• [Written problem] Your copy of the material must match it exactly, except that pictures are dropped.

• [Records for the exercise]

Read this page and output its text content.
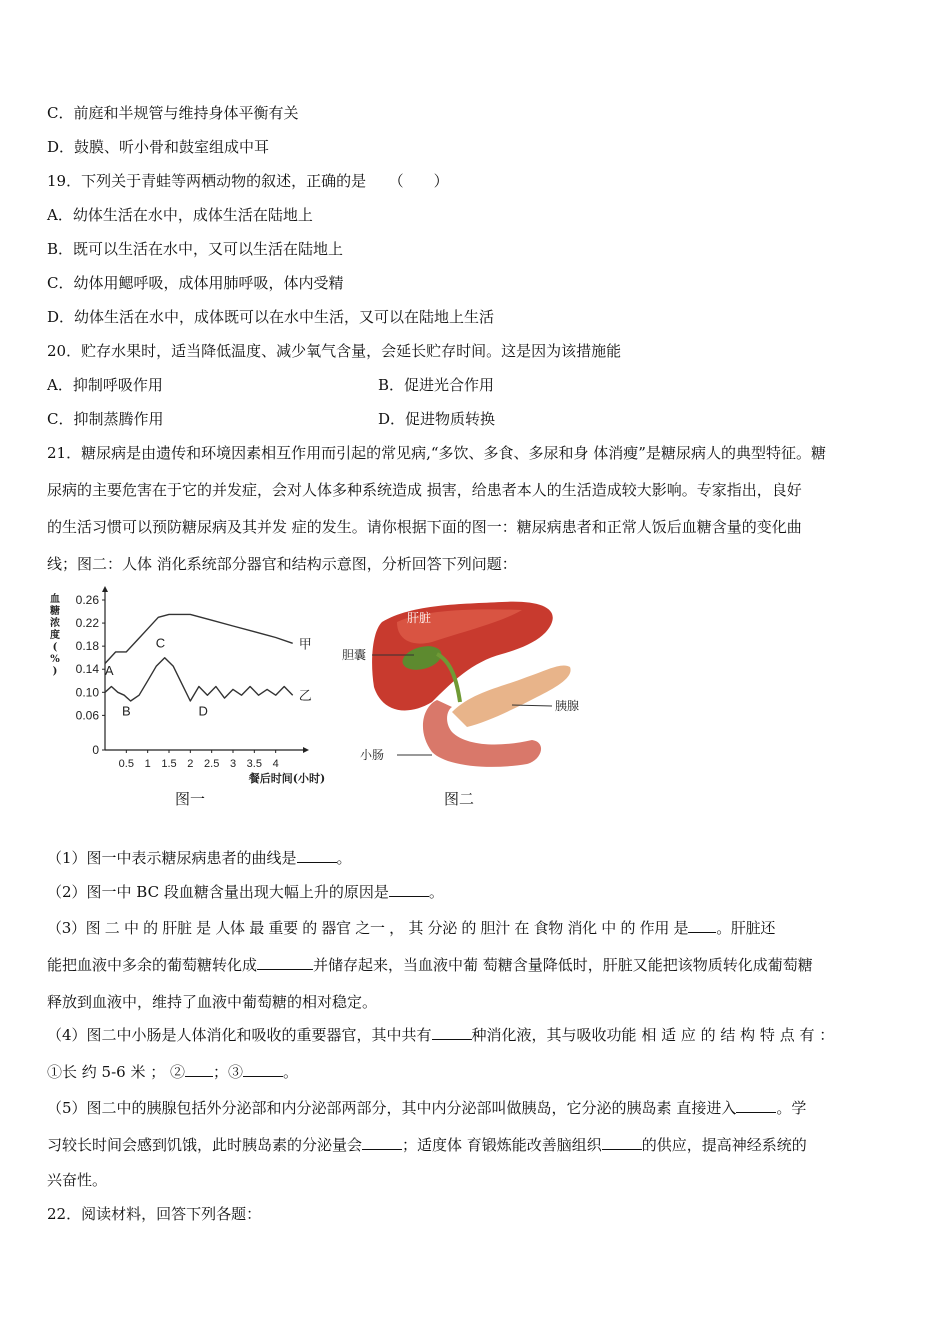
C．前庭和半规管与维持身体平衡有关
D．鼓膜、听小骨和鼓室组成中耳
19．下列关于青蛙等两栖动物的叙述，正确的是　　（　　）
A．幼体生活在水中，成体生活在陆地上
B．既可以生活在水中，又可以生活在陆地上
C．幼体用鳃呼吸，成体用肺呼吸，体内受精
D．幼体生活在水中，成体既可以在水中生活，又可以在陆地上生活
20．贮存水果时，适当降低温度、减少氧气含量，会延长贮存时间。这是因为该措施能
A．抑制呼吸作用	B．促进光合作用
C．抑制蒸腾作用	D．促进物质转换
21．糖尿病是由遗传和环境因素相互作用而引起的常见病,“多饮、多食、多尿和身 体消瘦”是糖尿病人的典型特征。糖
尿病的主要危害在于它的并发症，会对人体多种系统造成 损害，给患者本人的生活造成较大影响。专家指出，良好
的生活习惯可以预防糖尿病及其并发 症的发生。请你根据下面的图一：糖尿病患者和正常人饭后血糖含量的变化曲
线；图二：人体 消化系统部分器官和结构示意图，分析回答下列问题：
0
0.06
0.10
0.14
0.18
0.22
0.26
0.5 1 1.5 2 2.5 3 3.5 4
餐后时间(小时)
血
糖
浓
度
(
%
)
甲
乙
A
B
C
D
图一
肝脏
胆囊
胰腺
小肠
图二
（1）图一中表示糖尿病患者的曲线是	。
（2）图一中 BC 段血糖含量出现大幅上升的原因是	。
（3）图 二 中 的 肝脏 是 人体 最 重要 的 器官 之一 ， 其 分泌 的 胆汁 在 食物 消化 中 的 作用 是 。肝脏还
能把血液中多余的葡萄糖转化成	并储存起来，当血液中葡 萄糖含量降低时，肝脏又能把该物质转化成葡萄糖
释放到血液中，维持了血液中葡萄糖的相对稳定。
（4）图二中小肠是人体消化和吸收的重要器官，其中共有	种消化液，其与吸收功能 相 适 应 的 结 构 特 点 有 ：
①长 约 5-6 米 ； ② ；③	。
（5）图二中的胰腺包括外分泌部和内分泌部两部分，其中内分泌部叫做胰岛，它分泌的胰岛素 直接进入	。学
习较长时间会感到饥饿，此时胰岛素的分泌量会	；适度体 育锻炼能改善脑组织	的供应，提高神经系统的
兴奋性。
22．阅读材料，回答下列各题：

• [Output for this exercise]
Read this page and output its text content.
C．前庭和半规管与维持身体平衡有关
D．鼓膜、听小骨和鼓室组成中耳
19．下列关于青蛙等两栖动物的叙述，正确的是　　（　　）
A．幼体生活在水中，成体生活在陆地上
B．既可以生活在水中，又可以生活在陆地上
C．幼体用鳃呼吸，成体用肺呼吸，体内受精
D．幼体生活在水中，成体既可以在水中生活，又可以在陆地上生活
20．贮存水果时，适当降低温度、减少氧气含量，会延长贮存时间。这是因为该措施能
A．抑制呼吸作用	B．促进光合作用
C．抑制蒸腾作用	D．促进物质转换
21．糖尿病是由遗传和环境因素相互作用而引起的常见病,“多饮、多食、多尿和身 体消瘦”是糖尿病人的典型特征。糖
尿病的主要危害在于它的并发症，会对人体多种系统造成 损害，给患者本人的生活造成较大影响。专家指出，良好
的生活习惯可以预防糖尿病及其并发 症的发生。请你根据下面的图一：糖尿病患者和正常人饭后血糖含量的变化曲
线；图二：人体 消化系统部分器官和结构示意图，分析回答下列问题：
0
0.06
0.10
0.14
0.18
0.22
0.26
0.5 1 1.5 2 2.5 3 3.5 4
餐后时间(小时)
血
糖
浓
度
(
%
)
甲
乙
A
B
C
D
图一
肝脏
胆囊
胰腺
小肠
图二
（1）图一中表示糖尿病患者的曲线是	。
（2）图一中 BC 段血糖含量出现大幅上升的原因是	。
（3）图 二 中 的 肝脏 是 人体 最 重要 的 器官 之一 ， 其 分泌 的 胆汁 在 食物 消化 中 的 作用 是 。肝脏还
能把血液中多余的葡萄糖转化成	并储存起来，当血液中葡 萄糖含量降低时，肝脏又能把该物质转化成葡萄糖
释放到血液中，维持了血液中葡萄糖的相对稳定。
（4）图二中小肠是人体消化和吸收的重要器官，其中共有	种消化液，其与吸收功能 相 适 应 的 结 构 特 点 有 ：
①长 约 5-6 米 ； ② ；③	。
（5）图二中的胰腺包括外分泌部和内分泌部两部分，其中内分泌部叫做胰岛，它分泌的胰岛素 直接进入	。学
习较长时间会感到饥饿，此时胰岛素的分泌量会	；适度体 育锻炼能改善脑组织	的供应，提高神经系统的
兴奋性。
22．阅读材料，回答下列各题：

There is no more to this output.